## Start

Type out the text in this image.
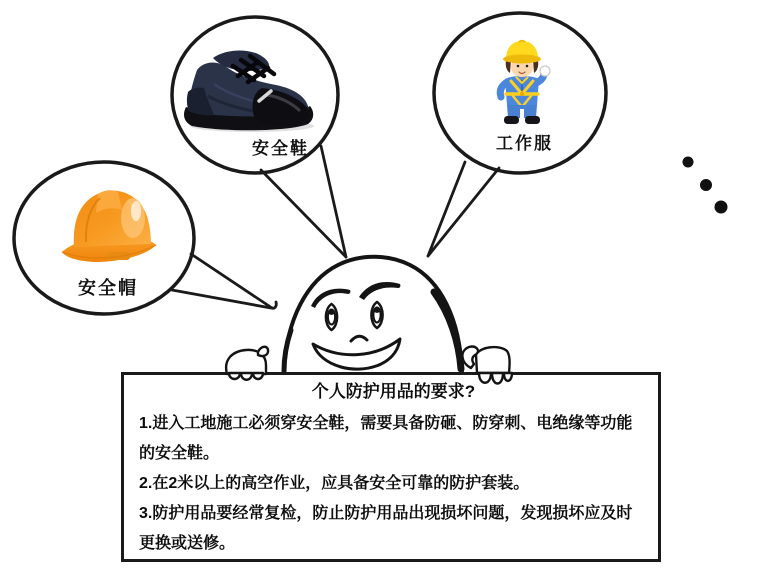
安全帽
安全鞋	工作服
个人防护用品的要求?

1.进入工地施工必须穿安全鞋，需要具备防砸、防穿刺、电绝缘等功能的安全鞋。

2.在2米以上的高空作业，应具备安全可靠的防护套装。

3.防护用品要经常复检，防止防护用品出现损坏问题，发现损坏应及时更换或送修。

## End

# [Problem to solve]
Keep the pictures out of the copy and write out the data exactly as it stands.

# [Output of the exercise]
Type out the text in this image.
安全帽
安全鞋	工作服
个人防护用品的要求?

1.进入工地施工必须穿安全鞋，需要具备防砸、防穿刺、电绝缘等功能的安全鞋。

2.在2米以上的高空作业，应具备安全可靠的防护套装。

3.防护用品要经常复检，防止防护用品出现损坏问题，发现损坏应及时更换或送修。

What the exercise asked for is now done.